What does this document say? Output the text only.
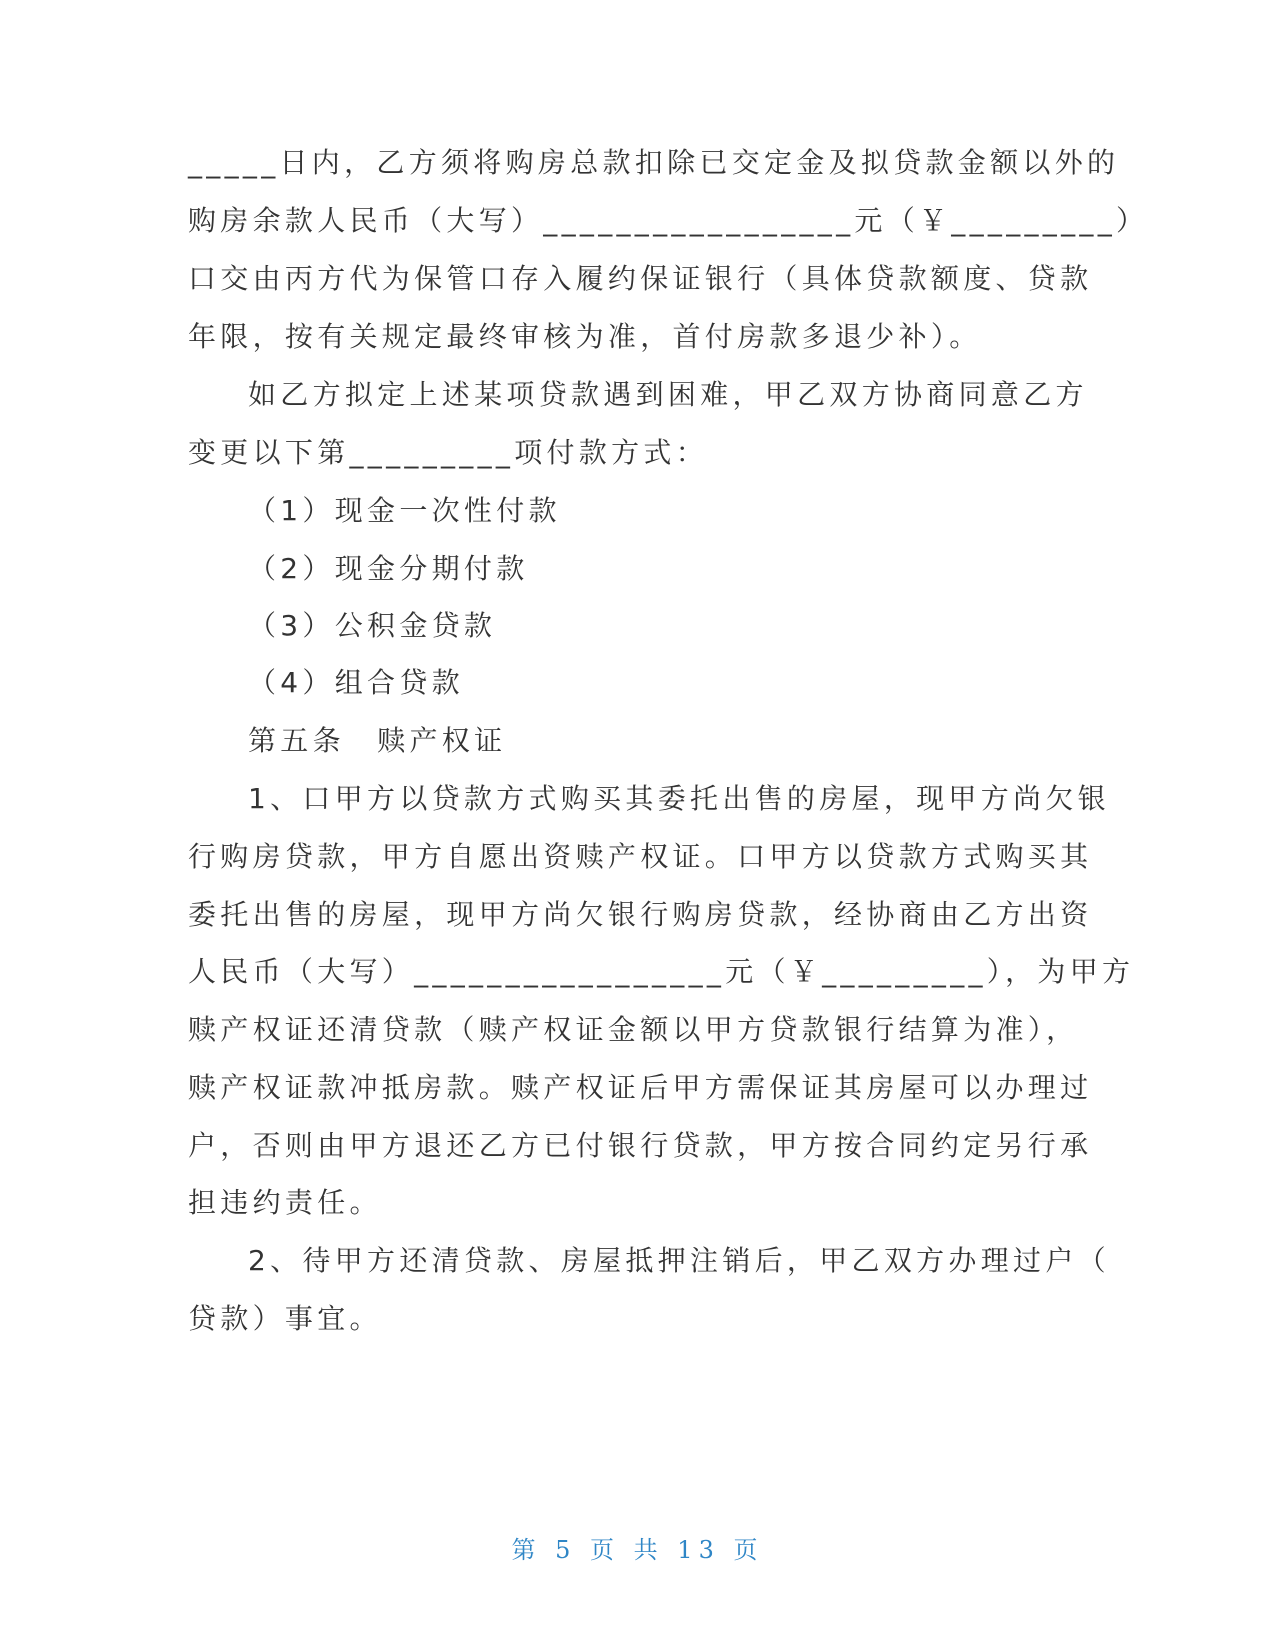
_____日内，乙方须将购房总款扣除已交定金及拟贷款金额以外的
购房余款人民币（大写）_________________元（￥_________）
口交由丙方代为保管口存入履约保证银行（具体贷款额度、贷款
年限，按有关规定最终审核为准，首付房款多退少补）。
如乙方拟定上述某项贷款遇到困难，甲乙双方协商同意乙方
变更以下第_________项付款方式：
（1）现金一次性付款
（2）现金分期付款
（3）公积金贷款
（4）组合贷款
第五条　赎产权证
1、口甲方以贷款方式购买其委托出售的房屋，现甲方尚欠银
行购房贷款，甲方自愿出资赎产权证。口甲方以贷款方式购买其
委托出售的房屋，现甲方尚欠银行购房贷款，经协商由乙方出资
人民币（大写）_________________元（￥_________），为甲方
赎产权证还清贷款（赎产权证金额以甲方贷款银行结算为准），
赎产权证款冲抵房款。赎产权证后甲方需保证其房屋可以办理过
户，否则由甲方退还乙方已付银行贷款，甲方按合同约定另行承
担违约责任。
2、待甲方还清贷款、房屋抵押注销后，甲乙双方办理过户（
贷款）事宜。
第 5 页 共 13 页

▬▬▬▬▬▬

Exercise → Reproduce the whole listing word for word, setting aside any pictures.

Expected answer →
What does this document say? Output the text only.
_____日内，乙方须将购房总款扣除已交定金及拟贷款金额以外的
购房余款人民币（大写）_________________元（￥_________）
口交由丙方代为保管口存入履约保证银行（具体贷款额度、贷款
年限，按有关规定最终审核为准，首付房款多退少补）。
如乙方拟定上述某项贷款遇到困难，甲乙双方协商同意乙方
变更以下第_________项付款方式：
（1）现金一次性付款
（2）现金分期付款
（3）公积金贷款
（4）组合贷款
第五条　赎产权证
1、口甲方以贷款方式购买其委托出售的房屋，现甲方尚欠银
行购房贷款，甲方自愿出资赎产权证。口甲方以贷款方式购买其
委托出售的房屋，现甲方尚欠银行购房贷款，经协商由乙方出资
人民币（大写）_________________元（￥_________），为甲方
赎产权证还清贷款（赎产权证金额以甲方贷款银行结算为准），
赎产权证款冲抵房款。赎产权证后甲方需保证其房屋可以办理过
户，否则由甲方退还乙方已付银行贷款，甲方按合同约定另行承
担违约责任。
2、待甲方还清贷款、房屋抵押注销后，甲乙双方办理过户（
贷款）事宜。
第 5 页 共 13 页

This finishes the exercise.